= SOURCE EXCERPT =
+ + + + +

Interspeech 2007 logo
August 27-31, 2007

Antwerp, Belgium
Antwerp Cathedral tower Antwerp main square Antwerp harbour in twilight
printer friendly version of this page

Interspeech 2007 Session FrC.P3: Voice activity detection and sound classification

Type poster
Date Friday, August 31, 2007
Time 13:30 – 15:30
Room Keurvels
Chair Christian Wellekens (Eurecom, Sophia Antipolis)


Speech - Nonspeech Discrimination using the Information Bottleneck Method and Spectro-Temporal Modulation Index
Maria Markaki, Multimedia Informatics Lab, Computer Science Department, University of Crete
Michael Wohlmayr, Multimedia Informatics Lab, Computer Science Department, University of Crete
Yannis Stylianou, Multimedia Informatics Lab, Computer Science Department, University of Crete

In this work, we adopt an information theoretic approach - the Information Bottleneck method - to extract the relevant spectro-temporal modulations for the task of speech / non-speech discrimination - non-speech events include music, noise and animal vocalizations. A compact representation (a "cluster prototype") is built for each class consisting of the maximally informative features with respect to the classification task. We assess the similarity of a sound to each representative cluster using the spectro-temporal modulation index (STMI) adapted to handle the contribution of different frequency bands. A simple threshold check is then used for discriminating speech from non-speech events. Conducted experiments have shown that the proposed method has low complexity and high accuracy of discrimination in low SNR conditions compared to recently proposed methods for the same task.

A Uniformly Most Powerful Test for Statistical Model-Based Voice Activity Detection
Keun Won Jang, Department of Electronics and Computer Engineering, Chonnam National University, Gwangju, Korea
Dong Kook Kim, Department of Electronics and Computer Engineering, Chonnam National University, Gwangju, Korea
Joon-Hyuk Chang, Department of Electronic Engineering, Inha University, Incheon, Korea

This paper presents a new voice activity detection (VAD) method using the Gaussian distribution and a uniformly most powerful (UMP) test. The UMP test is employed to derive the new decision rule based on likelihood ratio test (LRT). This method requires the Rayleigh distribution for the magnitude of the noisy spectral component and the adaptive threshold estimated from the noise statistics. Experimental results show that the proposed VAD algorithm based on UMP test outperforms the conventional scheme.

+ + + + +

Records from a data collection:
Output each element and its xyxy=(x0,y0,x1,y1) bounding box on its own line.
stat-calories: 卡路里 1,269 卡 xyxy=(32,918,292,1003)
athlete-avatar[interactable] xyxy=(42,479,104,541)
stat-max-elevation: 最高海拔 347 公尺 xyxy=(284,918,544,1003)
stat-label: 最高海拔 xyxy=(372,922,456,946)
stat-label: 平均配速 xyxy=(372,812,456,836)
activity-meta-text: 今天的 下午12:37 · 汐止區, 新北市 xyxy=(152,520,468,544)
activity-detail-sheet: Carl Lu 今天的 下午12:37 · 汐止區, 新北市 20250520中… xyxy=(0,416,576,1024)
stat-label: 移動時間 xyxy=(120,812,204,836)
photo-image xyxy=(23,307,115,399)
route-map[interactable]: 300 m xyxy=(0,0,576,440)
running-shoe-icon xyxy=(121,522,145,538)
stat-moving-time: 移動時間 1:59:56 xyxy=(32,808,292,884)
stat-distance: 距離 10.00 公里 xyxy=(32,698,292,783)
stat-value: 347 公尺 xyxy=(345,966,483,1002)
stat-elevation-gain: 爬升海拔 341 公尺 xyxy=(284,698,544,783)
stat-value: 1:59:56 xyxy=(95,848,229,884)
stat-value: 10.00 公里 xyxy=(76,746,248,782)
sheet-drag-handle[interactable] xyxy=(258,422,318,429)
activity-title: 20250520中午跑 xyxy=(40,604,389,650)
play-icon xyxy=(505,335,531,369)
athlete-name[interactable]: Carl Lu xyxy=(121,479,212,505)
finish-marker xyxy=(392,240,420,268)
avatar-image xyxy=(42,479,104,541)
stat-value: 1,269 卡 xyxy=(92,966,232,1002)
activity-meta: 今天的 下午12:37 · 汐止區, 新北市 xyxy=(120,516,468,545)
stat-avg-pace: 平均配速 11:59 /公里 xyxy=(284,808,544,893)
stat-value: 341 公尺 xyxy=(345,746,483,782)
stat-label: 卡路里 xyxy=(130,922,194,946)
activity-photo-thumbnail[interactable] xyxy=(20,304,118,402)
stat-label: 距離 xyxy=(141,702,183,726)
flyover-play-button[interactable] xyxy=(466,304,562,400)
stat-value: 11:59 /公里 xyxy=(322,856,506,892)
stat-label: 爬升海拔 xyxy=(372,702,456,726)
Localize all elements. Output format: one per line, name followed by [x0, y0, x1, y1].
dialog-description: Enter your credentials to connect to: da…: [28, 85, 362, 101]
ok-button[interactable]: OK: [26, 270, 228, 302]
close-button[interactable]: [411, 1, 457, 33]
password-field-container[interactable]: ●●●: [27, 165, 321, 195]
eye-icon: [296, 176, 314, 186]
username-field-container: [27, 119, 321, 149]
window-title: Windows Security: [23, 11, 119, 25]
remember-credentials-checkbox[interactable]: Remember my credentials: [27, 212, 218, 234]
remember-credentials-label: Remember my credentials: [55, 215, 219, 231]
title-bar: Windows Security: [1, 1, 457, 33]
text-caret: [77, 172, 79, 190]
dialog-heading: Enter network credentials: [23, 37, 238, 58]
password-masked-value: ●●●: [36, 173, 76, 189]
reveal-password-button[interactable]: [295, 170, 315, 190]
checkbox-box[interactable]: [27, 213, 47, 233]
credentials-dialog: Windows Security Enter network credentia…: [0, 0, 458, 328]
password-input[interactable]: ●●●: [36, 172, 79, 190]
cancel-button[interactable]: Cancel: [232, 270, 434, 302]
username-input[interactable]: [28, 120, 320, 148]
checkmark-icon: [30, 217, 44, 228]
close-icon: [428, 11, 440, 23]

+ + + + +

= EXERCISE =
Write what comes next on the Interspeech 2007 session page, picking up after its final sentence. The listing is separate material and has nothing to do with the session page.

= ANSWER TO THE EXERCISE =
Direct optimisation of a multilayer perceptron for the estimation of cepstral mean and variance statistics
John Dines, IDIAP Research Institute
Jithendra Vepa, IDIAP Research Institute

We propose an alternative means of training a multilayer perceptron for the task of speech activity detection based on a criterion to minimise the error in the estimation of mean and variance statistics for speech cepstrum based features using the Kullback-Leibler divergence. We present our baseline and proposed speech activity detection approaches for multi-channel meeting room recordings and demonstrate the effectiveness of the new criterion by comparing the two approaches when used to carry out cepstrum mean and variance normalisation of features used in our meeting ASR system.

Filtering the Unknown: Speech Activity Detection in Heterogeneous Video Collections
Marijn Huijbregts, University of Twente, International Computer Science Institute
Chuck Wooters, International Computer Science Institute
Roeland Ordelman, University of Twente

In this paper we discuss the speech activity detection system that we used for detecting speech regions in the Dutch TRECVID video collection. The system is designed to filter non-speech like music or sound effects out of the signal without the use of predefined non-speech models. Because the system trains its models on-line, it is robust for handling out-of-domain data. The speech activity error rate on an out-of-domain test set, recordings of English conference meetings, was 4.4%. The overall error rate on twelve randomly selected five minute TRECVID fragments was 11.5%.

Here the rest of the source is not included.